→ INPUT ROWS
________________________________________
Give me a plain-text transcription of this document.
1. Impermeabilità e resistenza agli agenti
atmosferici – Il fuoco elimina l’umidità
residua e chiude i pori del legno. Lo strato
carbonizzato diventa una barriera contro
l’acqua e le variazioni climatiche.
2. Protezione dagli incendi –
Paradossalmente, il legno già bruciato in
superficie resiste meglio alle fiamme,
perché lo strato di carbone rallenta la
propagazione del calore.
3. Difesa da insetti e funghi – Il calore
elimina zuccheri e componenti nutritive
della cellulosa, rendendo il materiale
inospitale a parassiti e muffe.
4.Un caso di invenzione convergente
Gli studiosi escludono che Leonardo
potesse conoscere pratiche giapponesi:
________________________________________
→ EXERCISE TASK
Set down the listing in full, keeping every word exactly as it is.

→ RESPONSE
Give me a plain-text transcription of this document.
1. Impermeabilità e resistenza agli agenti
atmosferici – Il fuoco elimina l’umidità
residua e chiude i pori del legno. Lo strato
carbonizzato diventa una barriera contro
l’acqua e le variazioni climatiche.
2. Protezione dagli incendi –
Paradossalmente, il legno già bruciato in
superficie resiste meglio alle fiamme,
perché lo strato di carbone rallenta la
propagazione del calore.
3. Difesa da insetti e funghi – Il calore
elimina zuccheri e componenti nutritive
della cellulosa, rendendo il materiale
inospitale a parassiti e muffe.
4.Un caso di invenzione convergente
Gli studiosi escludono che Leonardo
potesse conoscere pratiche giapponesi:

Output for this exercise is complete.